§ Required work
Your task is to write out the complete listing exactly as it is shown.

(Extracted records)
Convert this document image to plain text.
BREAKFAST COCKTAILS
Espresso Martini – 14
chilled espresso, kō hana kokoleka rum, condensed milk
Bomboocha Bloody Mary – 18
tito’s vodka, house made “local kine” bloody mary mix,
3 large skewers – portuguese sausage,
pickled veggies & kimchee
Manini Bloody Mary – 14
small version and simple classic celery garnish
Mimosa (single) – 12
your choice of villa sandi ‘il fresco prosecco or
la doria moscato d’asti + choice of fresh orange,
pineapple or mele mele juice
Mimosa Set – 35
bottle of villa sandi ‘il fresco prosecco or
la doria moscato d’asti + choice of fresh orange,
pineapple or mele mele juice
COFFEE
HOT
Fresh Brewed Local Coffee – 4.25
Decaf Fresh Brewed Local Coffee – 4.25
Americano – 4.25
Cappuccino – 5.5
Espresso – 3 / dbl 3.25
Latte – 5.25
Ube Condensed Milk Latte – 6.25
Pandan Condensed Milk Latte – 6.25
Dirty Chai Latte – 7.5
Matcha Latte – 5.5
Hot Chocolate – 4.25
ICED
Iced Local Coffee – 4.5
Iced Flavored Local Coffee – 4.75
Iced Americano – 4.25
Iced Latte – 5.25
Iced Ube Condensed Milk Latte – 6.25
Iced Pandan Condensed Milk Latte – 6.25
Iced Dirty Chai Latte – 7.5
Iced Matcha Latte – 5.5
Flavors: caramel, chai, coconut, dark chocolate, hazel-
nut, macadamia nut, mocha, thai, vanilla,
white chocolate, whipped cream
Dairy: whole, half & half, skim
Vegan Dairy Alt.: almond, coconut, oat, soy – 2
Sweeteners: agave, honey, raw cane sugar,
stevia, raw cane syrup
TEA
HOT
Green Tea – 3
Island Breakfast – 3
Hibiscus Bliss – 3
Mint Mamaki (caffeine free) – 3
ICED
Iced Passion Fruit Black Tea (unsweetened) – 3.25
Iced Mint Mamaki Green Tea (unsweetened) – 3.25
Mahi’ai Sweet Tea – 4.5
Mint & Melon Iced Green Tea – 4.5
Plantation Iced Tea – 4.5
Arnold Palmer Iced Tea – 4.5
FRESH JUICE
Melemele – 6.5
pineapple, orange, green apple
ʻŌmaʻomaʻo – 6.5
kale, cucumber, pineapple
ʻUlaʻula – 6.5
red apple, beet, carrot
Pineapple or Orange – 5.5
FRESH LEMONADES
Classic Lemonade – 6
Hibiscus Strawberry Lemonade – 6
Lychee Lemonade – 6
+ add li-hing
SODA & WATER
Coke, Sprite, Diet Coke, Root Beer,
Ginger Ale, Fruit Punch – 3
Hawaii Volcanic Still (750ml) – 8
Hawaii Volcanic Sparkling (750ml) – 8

§ Written reply
Convert this document image to plain text.
BREAKFAST COCKTAILS
Espresso Martini – 14
chilled espresso, kō hana kokoleka rum, condensed milk
Bomboocha Bloody Mary – 18
tito’s vodka, house made “local kine” bloody mary mix,
3 large skewers – portuguese sausage,
pickled veggies & kimchee
Manini Bloody Mary – 14
small version and simple classic celery garnish
Mimosa (single) – 12
your choice of villa sandi ‘il fresco prosecco or
la doria moscato d’asti + choice of fresh orange,
pineapple or mele mele juice
Mimosa Set – 35
bottle of villa sandi ‘il fresco prosecco or
la doria moscato d’asti + choice of fresh orange,
pineapple or mele mele juice
COFFEE
HOT
Fresh Brewed Local Coffee – 4.25
Decaf Fresh Brewed Local Coffee – 4.25
Americano – 4.25
Cappuccino – 5.5
Espresso – 3 / dbl 3.25
Latte – 5.25
Ube Condensed Milk Latte – 6.25
Pandan Condensed Milk Latte – 6.25
Dirty Chai Latte – 7.5
Matcha Latte – 5.5
Hot Chocolate – 4.25
ICED
Iced Local Coffee – 4.5
Iced Flavored Local Coffee – 4.75
Iced Americano – 4.25
Iced Latte – 5.25
Iced Ube Condensed Milk Latte – 6.25
Iced Pandan Condensed Milk Latte – 6.25
Iced Dirty Chai Latte – 7.5
Iced Matcha Latte – 5.5
Flavors: caramel, chai, coconut, dark chocolate, hazel-
nut, macadamia nut, mocha, thai, vanilla,
white chocolate, whipped cream
Dairy: whole, half & half, skim
Vegan Dairy Alt.: almond, coconut, oat, soy – 2
Sweeteners: agave, honey, raw cane sugar,
stevia, raw cane syrup
TEA
HOT
Green Tea – 3
Island Breakfast – 3
Hibiscus Bliss – 3
Mint Mamaki (caffeine free) – 3
ICED
Iced Passion Fruit Black Tea (unsweetened) – 3.25
Iced Mint Mamaki Green Tea (unsweetened) – 3.25
Mahi’ai Sweet Tea – 4.5
Mint & Melon Iced Green Tea – 4.5
Plantation Iced Tea – 4.5
Arnold Palmer Iced Tea – 4.5
FRESH JUICE
Melemele – 6.5
pineapple, orange, green apple
ʻŌmaʻomaʻo – 6.5
kale, cucumber, pineapple
ʻUlaʻula – 6.5
red apple, beet, carrot
Pineapple or Orange – 5.5
FRESH LEMONADES
Classic Lemonade – 6
Hibiscus Strawberry Lemonade – 6
Lychee Lemonade – 6
+ add li-hing
SODA & WATER
Coke, Sprite, Diet Coke, Root Beer,
Ginger Ale, Fruit Punch – 3
Hawaii Volcanic Still (750ml) – 8
Hawaii Volcanic Sparkling (750ml) – 8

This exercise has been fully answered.